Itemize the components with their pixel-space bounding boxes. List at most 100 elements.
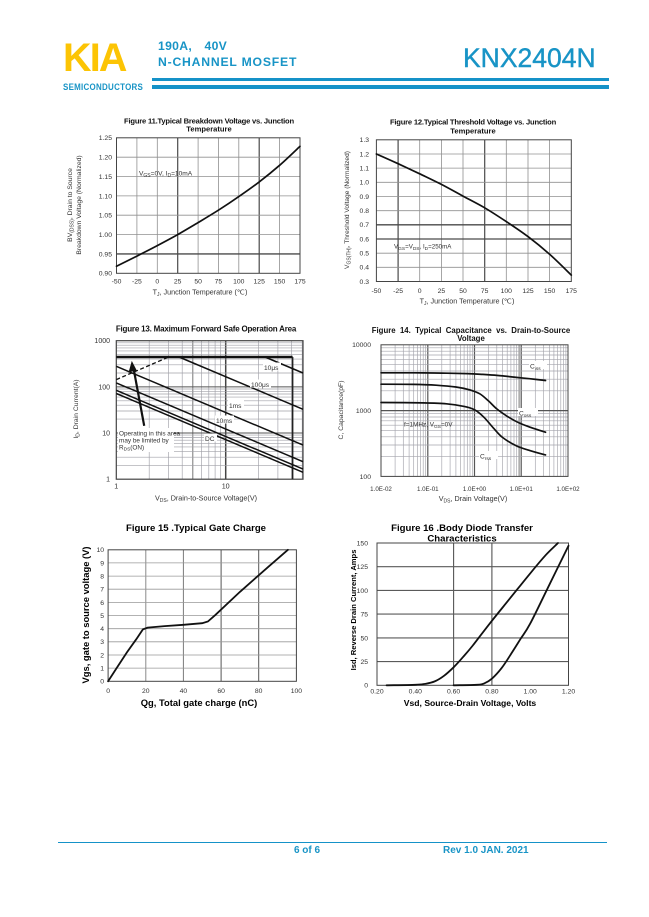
svg-text:may be limited by: may be limited by: [119, 437, 170, 444]
svg-text:1000: 1000: [94, 338, 110, 345]
svg-text:-25: -25: [393, 288, 403, 295]
svg-text:1.15: 1.15: [99, 174, 112, 181]
svg-text:Isd, Reverse Drain Current,: Isd, Reverse Drain Current, Amps: [349, 550, 358, 671]
svg-text:100: 100: [291, 688, 303, 695]
svg-text:175: 175: [294, 279, 306, 286]
svg-text:0.4: 0.4: [360, 265, 370, 272]
svg-text:-50: -50: [112, 279, 122, 286]
svg-text:0.80: 0.80: [485, 689, 498, 696]
svg-text:Voltage: Voltage: [457, 334, 485, 343]
svg-text:0: 0: [364, 683, 368, 690]
svg-text:Vsd, Source-Drain Voltage, Vo: Vsd, Source-Drain Voltage, Volts: [404, 698, 537, 708]
svg-text:1ms: 1ms: [229, 403, 242, 410]
svg-text:ID, Drain Current(A): ID, Drain Current(A): [73, 379, 82, 438]
svg-text:0.7: 0.7: [360, 222, 370, 229]
svg-text:100: 100: [233, 279, 245, 286]
svg-text:1: 1: [106, 477, 110, 484]
svg-text:50: 50: [194, 279, 202, 286]
svg-text:BV(DSS), Drain to Source: BV(DSS), Drain to Source: [67, 168, 76, 242]
svg-text:0.90: 0.90: [99, 271, 112, 278]
svg-text:Characteristics: Characteristics: [427, 534, 496, 545]
svg-text:3: 3: [100, 639, 104, 646]
svg-text:TJ, Junction Temperature (℃): TJ, Junction Temperature (℃): [153, 288, 248, 299]
svg-text:100: 100: [357, 588, 369, 595]
svg-text:7: 7: [100, 587, 104, 594]
svg-text:0.60: 0.60: [447, 689, 460, 696]
svg-text:Temperature: Temperature: [450, 127, 495, 136]
svg-text:80: 80: [255, 688, 263, 695]
svg-text:Figure 15 .Typical Gate Charge: Figure 15 .Typical Gate Charge: [126, 523, 266, 534]
svg-text:Ciss: Ciss: [530, 364, 541, 372]
svg-text:1.0E-02: 1.0E-02: [370, 486, 392, 493]
svg-text:1.3: 1.3: [360, 137, 370, 144]
svg-text:0.8: 0.8: [360, 208, 370, 215]
svg-text:Vgs, gate to source voltage (V: Vgs, gate to source voltage (V): [80, 546, 91, 683]
svg-text:Figure 12.Typical Threshold Vo: Figure 12.Typical Threshold Voltage vs. …: [390, 118, 557, 127]
svg-text:1.0E+00: 1.0E+00: [463, 486, 487, 493]
svg-text:50: 50: [360, 635, 368, 642]
svg-text:1.05: 1.05: [99, 213, 112, 220]
svg-text:60: 60: [217, 688, 225, 695]
svg-text:50: 50: [459, 288, 467, 295]
svg-text:0.95: 0.95: [99, 251, 112, 258]
svg-text:100: 100: [501, 288, 513, 295]
svg-text:VGS=0V, ID=10mA: VGS=0V, ID=10mA: [139, 171, 193, 180]
svg-text:f=1MHz, VGS=0V: f=1MHz, VGS=0V: [404, 422, 453, 430]
svg-text:1: 1: [114, 482, 118, 491]
svg-text:1.1: 1.1: [360, 166, 370, 173]
svg-text:VDS, Drain-to-Source Voltage(V: VDS, Drain-to-Source Voltage(V): [155, 494, 257, 505]
svg-text:Coss: Coss: [519, 411, 532, 419]
svg-text:0: 0: [418, 288, 422, 295]
svg-text:0.9: 0.9: [360, 194, 370, 201]
svg-text:1000: 1000: [356, 408, 371, 415]
svg-text:1.25: 1.25: [99, 135, 112, 142]
svg-text:125: 125: [254, 279, 266, 286]
svg-text:20: 20: [142, 688, 150, 695]
svg-text:RDS(ON): RDS(ON): [119, 444, 144, 452]
svg-text:0.40: 0.40: [409, 689, 422, 696]
svg-text:0.6: 0.6: [360, 236, 370, 243]
svg-text:0.5: 0.5: [360, 251, 370, 258]
svg-text:25: 25: [438, 288, 446, 295]
svg-text:1.20: 1.20: [562, 689, 575, 696]
svg-text:VGS=VDS, ID=250mA: VGS=VDS, ID=250mA: [394, 244, 452, 252]
svg-text:Figure 14. Typical Capacitance: Figure 14. Typical Capacitance vs. Drain…: [372, 326, 571, 335]
svg-text:Qg, Total gate charge (nC): Qg, Total gate charge (nC): [141, 697, 258, 708]
svg-text:0.3: 0.3: [360, 279, 370, 286]
svg-text:1.2: 1.2: [360, 151, 370, 158]
svg-text:4: 4: [100, 626, 104, 633]
svg-text:2: 2: [100, 652, 104, 659]
svg-text:175: 175: [566, 288, 578, 295]
svg-text:-50: -50: [371, 288, 381, 295]
svg-text:25: 25: [174, 279, 182, 286]
svg-text:100: 100: [98, 384, 110, 391]
svg-text:Breakdown Voltage (Normalized): Breakdown Voltage (Normalized): [76, 155, 83, 254]
svg-text:1.00: 1.00: [99, 232, 112, 239]
svg-text:8: 8: [100, 574, 104, 581]
svg-text:9: 9: [100, 560, 104, 567]
svg-text:5: 5: [100, 613, 104, 620]
svg-text:150: 150: [357, 540, 369, 547]
svg-text:0: 0: [100, 679, 104, 686]
svg-text:75: 75: [481, 288, 489, 295]
svg-text:1.0E-01: 1.0E-01: [417, 486, 439, 493]
svg-text:Figure 11.Typical Breakdown Vo: Figure 11.Typical Breakdown Voltage vs. …: [124, 117, 294, 126]
svg-text:1.10: 1.10: [99, 193, 112, 200]
svg-text:25: 25: [360, 659, 368, 666]
svg-text:150: 150: [274, 279, 286, 286]
svg-text:125: 125: [522, 288, 534, 295]
svg-text:125: 125: [357, 564, 369, 571]
svg-text:75: 75: [360, 612, 368, 619]
svg-text:1.0E+02: 1.0E+02: [556, 486, 580, 493]
svg-text:Operating in this area: Operating in this area: [119, 430, 181, 437]
svg-text:10000: 10000: [352, 342, 371, 349]
svg-text:100μs: 100μs: [251, 382, 270, 389]
svg-text:150: 150: [544, 288, 556, 295]
svg-text:1.20: 1.20: [99, 155, 112, 162]
svg-text:10: 10: [96, 547, 104, 554]
svg-text:0: 0: [106, 688, 110, 695]
svg-text:DC: DC: [205, 436, 215, 443]
svg-text:1: 1: [100, 666, 104, 673]
svg-text:1.0E+01: 1.0E+01: [510, 486, 534, 493]
svg-text:1.00: 1.00: [524, 689, 537, 696]
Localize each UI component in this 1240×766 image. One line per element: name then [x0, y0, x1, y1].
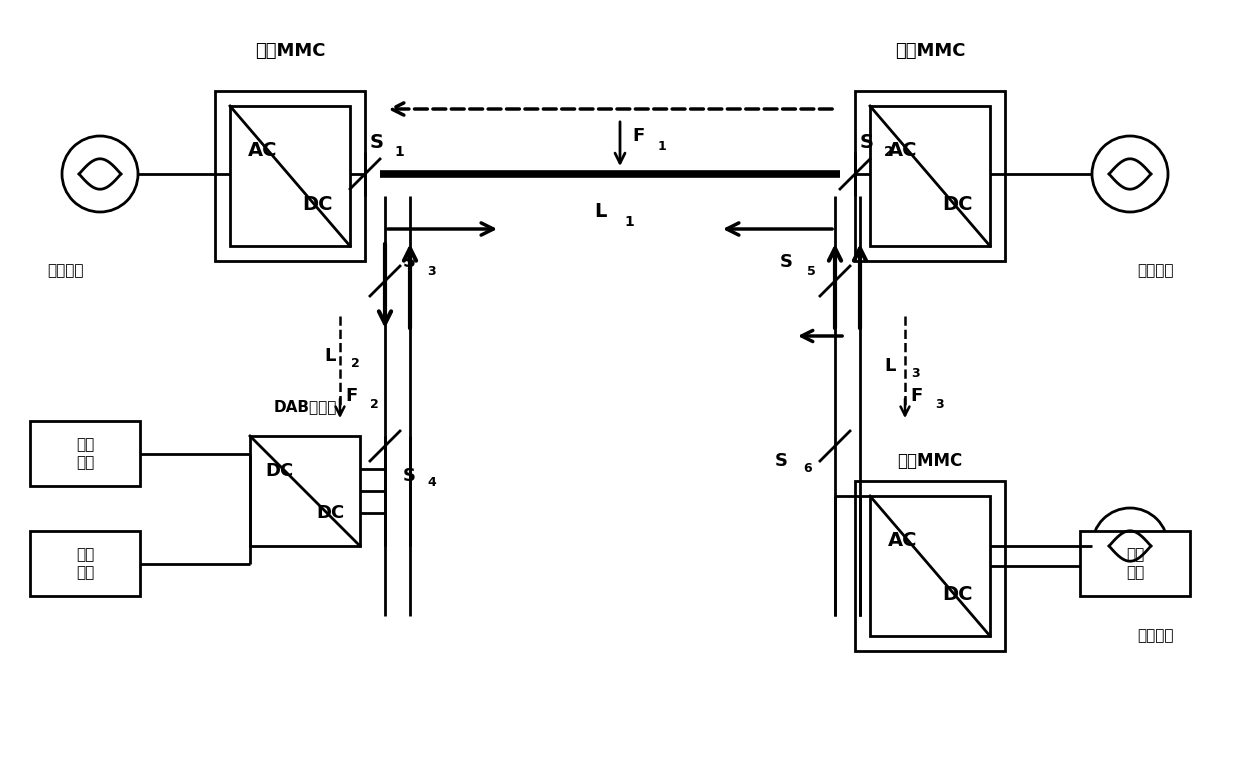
Text: F: F: [345, 387, 357, 405]
Text: 交流系统: 交流系统: [1137, 264, 1173, 279]
Text: DC: DC: [942, 584, 973, 604]
Bar: [30, 421, 140, 486]
Text: DC: DC: [942, 195, 973, 214]
Text: AC: AC: [888, 532, 918, 550]
Text: 直流
负荷: 直流 负荷: [76, 547, 94, 580]
Text: 3: 3: [935, 398, 944, 411]
Text: 4: 4: [427, 476, 435, 489]
Text: 直流
负荷: 直流 负荷: [1126, 547, 1145, 580]
Text: S: S: [403, 253, 415, 271]
Bar: [856, 481, 1004, 651]
Text: 6: 6: [804, 461, 812, 474]
Text: 1: 1: [624, 215, 634, 229]
Text: S: S: [403, 467, 415, 485]
Text: L: L: [594, 202, 606, 221]
Bar: [229, 106, 350, 246]
Text: L: L: [325, 347, 336, 365]
Text: S: S: [861, 133, 874, 152]
Text: DC: DC: [316, 504, 345, 522]
Text: 5: 5: [807, 265, 816, 278]
Text: 交流系统: 交流系统: [47, 264, 83, 279]
Text: 2: 2: [370, 398, 378, 411]
Bar: [30, 531, 140, 596]
Text: S: S: [370, 133, 384, 152]
Text: S: S: [780, 253, 794, 271]
Text: 全桥MMC: 全桥MMC: [254, 42, 325, 60]
Bar: [870, 106, 990, 246]
Text: F: F: [632, 127, 645, 145]
Bar: [856, 91, 1004, 261]
Text: AC: AC: [248, 141, 278, 160]
Text: 3: 3: [427, 265, 435, 278]
Text: 2: 2: [351, 356, 360, 369]
Text: L: L: [884, 357, 895, 375]
Text: 全桥MMC: 全桥MMC: [895, 42, 965, 60]
Text: DC: DC: [303, 195, 332, 214]
Text: 1: 1: [658, 139, 667, 152]
Text: 光伏
电源: 光伏 电源: [76, 437, 94, 470]
Text: 2: 2: [884, 145, 894, 159]
Text: 全桥MMC: 全桥MMC: [898, 452, 962, 470]
Bar: [250, 436, 360, 546]
Text: DAB变换器: DAB变换器: [273, 399, 337, 414]
Text: S: S: [775, 452, 787, 470]
Text: DC: DC: [265, 462, 294, 480]
Bar: [215, 91, 365, 261]
Text: 1: 1: [394, 145, 404, 159]
Text: 交流系统: 交流系统: [1137, 628, 1173, 643]
Bar: [1080, 531, 1190, 596]
Bar: [870, 496, 990, 636]
Text: 3: 3: [910, 366, 919, 379]
Text: F: F: [910, 387, 923, 405]
Text: AC: AC: [888, 141, 918, 160]
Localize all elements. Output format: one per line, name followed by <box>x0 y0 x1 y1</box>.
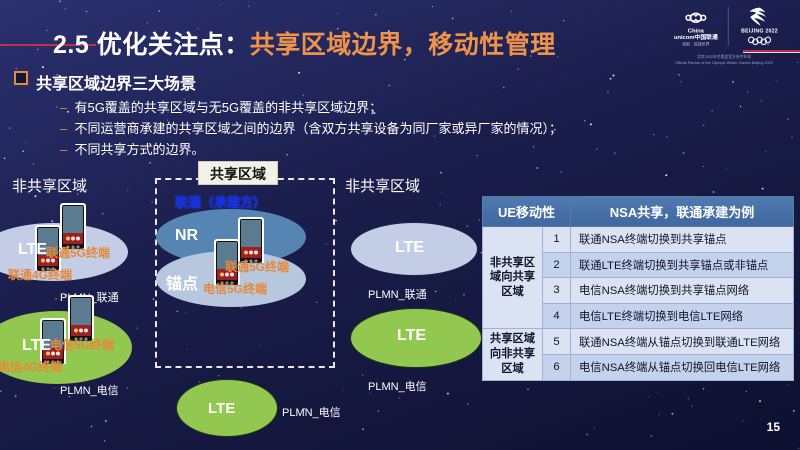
svg-text:BEIJING 2022: BEIJING 2022 <box>741 29 778 35</box>
svg-text:China: China <box>688 29 705 35</box>
svg-text:unicom中国联通: unicom中国联通 <box>674 33 718 41</box>
svg-text:创新 · 成就世界: 创新 · 成就世界 <box>682 41 709 46</box>
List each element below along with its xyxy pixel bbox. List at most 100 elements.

Exercise prompt — Format the stretch from the line containing "svg-text:BEIJING 2022: BEIJING" through the end of the data as a numbered list, with blank lines omitted.

Worked answer —
1. svg-text:BEIJING 2022: BEIJING 2022 <box>741 29 778 35</box>
2. svg-text:China: China <box>688 29 705 35</box>
3. svg-text:unicom中国联通: unicom中国联通 <box>674 33 718 41</box>
4. svg-text:创新 · 成就世界: 创新 · 成就世界 <box>682 41 709 46</box>
5. List each element below along with its xyxy pixel bbox. List at most 100 elements.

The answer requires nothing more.